Set down all of the data exactly as it appears.

Stored data entries
'''
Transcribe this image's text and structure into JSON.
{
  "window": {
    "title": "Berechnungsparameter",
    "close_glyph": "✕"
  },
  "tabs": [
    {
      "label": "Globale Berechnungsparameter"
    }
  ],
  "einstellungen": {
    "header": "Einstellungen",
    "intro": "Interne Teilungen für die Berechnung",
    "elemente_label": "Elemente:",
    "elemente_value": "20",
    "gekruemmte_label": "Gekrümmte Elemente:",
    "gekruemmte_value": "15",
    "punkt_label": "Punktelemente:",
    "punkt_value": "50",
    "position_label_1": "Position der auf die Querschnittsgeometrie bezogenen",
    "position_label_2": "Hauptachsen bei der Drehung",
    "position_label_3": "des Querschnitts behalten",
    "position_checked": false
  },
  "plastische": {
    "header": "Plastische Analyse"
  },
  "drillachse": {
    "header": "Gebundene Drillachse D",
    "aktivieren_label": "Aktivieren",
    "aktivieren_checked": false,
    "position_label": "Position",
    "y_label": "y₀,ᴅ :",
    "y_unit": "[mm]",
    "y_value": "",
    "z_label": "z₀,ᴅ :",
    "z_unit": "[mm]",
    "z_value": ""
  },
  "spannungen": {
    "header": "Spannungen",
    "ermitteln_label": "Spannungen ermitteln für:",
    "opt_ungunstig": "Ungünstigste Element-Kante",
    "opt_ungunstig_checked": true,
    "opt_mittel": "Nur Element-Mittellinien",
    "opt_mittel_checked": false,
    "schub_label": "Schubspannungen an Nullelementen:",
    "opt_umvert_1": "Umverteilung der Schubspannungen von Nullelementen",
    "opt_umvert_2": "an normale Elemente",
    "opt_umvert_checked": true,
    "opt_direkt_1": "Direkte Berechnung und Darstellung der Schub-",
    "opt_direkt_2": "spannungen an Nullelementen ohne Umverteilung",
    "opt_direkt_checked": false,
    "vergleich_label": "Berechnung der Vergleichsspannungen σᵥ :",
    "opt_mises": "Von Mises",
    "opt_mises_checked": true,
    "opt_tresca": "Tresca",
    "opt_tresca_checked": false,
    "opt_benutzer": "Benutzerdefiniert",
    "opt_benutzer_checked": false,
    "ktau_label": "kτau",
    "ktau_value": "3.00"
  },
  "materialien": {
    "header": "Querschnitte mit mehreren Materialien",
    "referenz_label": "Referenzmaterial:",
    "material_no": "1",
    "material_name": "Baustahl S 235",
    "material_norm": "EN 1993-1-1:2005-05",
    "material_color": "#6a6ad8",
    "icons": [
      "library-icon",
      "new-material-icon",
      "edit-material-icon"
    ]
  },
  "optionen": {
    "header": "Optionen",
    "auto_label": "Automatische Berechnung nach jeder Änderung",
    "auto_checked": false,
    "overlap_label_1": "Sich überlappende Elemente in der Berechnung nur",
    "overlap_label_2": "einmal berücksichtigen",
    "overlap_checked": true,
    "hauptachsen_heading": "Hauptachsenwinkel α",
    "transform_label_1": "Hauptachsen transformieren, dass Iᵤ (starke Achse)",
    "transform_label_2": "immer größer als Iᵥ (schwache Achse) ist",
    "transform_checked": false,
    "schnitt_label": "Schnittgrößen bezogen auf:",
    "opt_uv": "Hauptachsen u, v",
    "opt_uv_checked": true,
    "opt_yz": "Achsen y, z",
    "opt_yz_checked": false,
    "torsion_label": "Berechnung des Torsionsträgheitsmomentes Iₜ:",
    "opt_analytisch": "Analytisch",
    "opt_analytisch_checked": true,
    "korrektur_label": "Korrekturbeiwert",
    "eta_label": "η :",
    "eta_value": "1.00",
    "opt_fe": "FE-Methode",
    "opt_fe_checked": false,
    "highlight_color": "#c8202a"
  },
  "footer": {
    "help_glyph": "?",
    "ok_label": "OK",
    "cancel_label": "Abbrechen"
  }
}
'''
### EXERCISE SOLUTION
Transcribe this image's text and structure into JSON.
{
  "window": {
    "title": "Berechnungsparameter",
    "close_glyph": "✕"
  },
  "tabs": [
    {
      "label": "Globale Berechnungsparameter"
    }
  ],
  "einstellungen": {
    "header": "Einstellungen",
    "intro": "Interne Teilungen für die Berechnung",
    "elemente_label": "Elemente:",
    "elemente_value": "20",
    "gekruemmte_label": "Gekrümmte Elemente:",
    "gekruemmte_value": "15",
    "punkt_label": "Punktelemente:",
    "punkt_value": "50",
    "position_label_1": "Position der auf die Querschnittsgeometrie bezogenen",
    "position_label_2": "Hauptachsen bei der Drehung",
    "position_label_3": "des Querschnitts behalten",
    "position_checked": false
  },
  "plastische": {
    "header": "Plastische Analyse"
  },
  "drillachse": {
    "header": "Gebundene Drillachse D",
    "aktivieren_label": "Aktivieren",
    "aktivieren_checked": false,
    "position_label": "Position",
    "y_label": "y₀,ᴅ :",
    "y_unit": "[mm]",
    "y_value": "",
    "z_label": "z₀,ᴅ :",
    "z_unit": "[mm]",
    "z_value": ""
  },
  "spannungen": {
    "header": "Spannungen",
    "ermitteln_label": "Spannungen ermitteln für:",
    "opt_ungunstig": "Ungünstigste Element-Kante",
    "opt_ungunstig_checked": true,
    "opt_mittel": "Nur Element-Mittellinien",
    "opt_mittel_checked": false,
    "schub_label": "Schubspannungen an Nullelementen:",
    "opt_umvert_1": "Umverteilung der Schubspannungen von Nullelementen",
    "opt_umvert_2": "an normale Elemente",
    "opt_umvert_checked": true,
    "opt_direkt_1": "Direkte Berechnung und Darstellung der Schub-",
    "opt_direkt_2": "spannungen an Nullelementen ohne Umverteilung",
    "opt_direkt_checked": false,
    "vergleich_label": "Berechnung der Vergleichsspannungen σᵥ :",
    "opt_mises": "Von Mises",
    "opt_mises_checked": true,
    "opt_tresca": "Tresca",
    "opt_tresca_checked": false,
    "opt_benutzer": "Benutzerdefiniert",
    "opt_benutzer_checked": false,
    "ktau_label": "kτau",
    "ktau_value": "3.00"
  },
  "materialien": {
    "header": "Querschnitte mit mehreren Materialien",
    "referenz_label": "Referenzmaterial:",
    "material_no": "1",
    "material_name": "Baustahl S 235",
    "material_norm": "EN 1993-1-1:2005-05",
    "material_color": "#6a6ad8",
    "icons": [
      "library-icon",
      "new-material-icon",
      "edit-material-icon"
    ]
  },
  "optionen": {
    "header": "Optionen",
    "auto_label": "Automatische Berechnung nach jeder Änderung",
    "auto_checked": false,
    "overlap_label_1": "Sich überlappende Elemente in der Berechnung nur",
    "overlap_label_2": "einmal berücksichtigen",
    "overlap_checked": true,
    "hauptachsen_heading": "Hauptachsenwinkel α",
    "transform_label_1": "Hauptachsen transformieren, dass Iᵤ (starke Achse)",
    "transform_label_2": "immer größer als Iᵥ (schwache Achse) ist",
    "transform_checked": false,
    "schnitt_label": "Schnittgrößen bezogen auf:",
    "opt_uv": "Hauptachsen u, v",
    "opt_uv_checked": true,
    "opt_yz": "Achsen y, z",
    "opt_yz_checked": false,
    "torsion_label": "Berechnung des Torsionsträgheitsmomentes Iₜ:",
    "opt_analytisch": "Analytisch",
    "opt_analytisch_checked": true,
    "korrektur_label": "Korrekturbeiwert",
    "eta_label": "η :",
    "eta_value": "1.00",
    "opt_fe": "FE-Methode",
    "opt_fe_checked": false,
    "highlight_color": "#c8202a"
  },
  "footer": {
    "help_glyph": "?",
    "ok_label": "OK",
    "cancel_label": "Abbrechen"
  }
}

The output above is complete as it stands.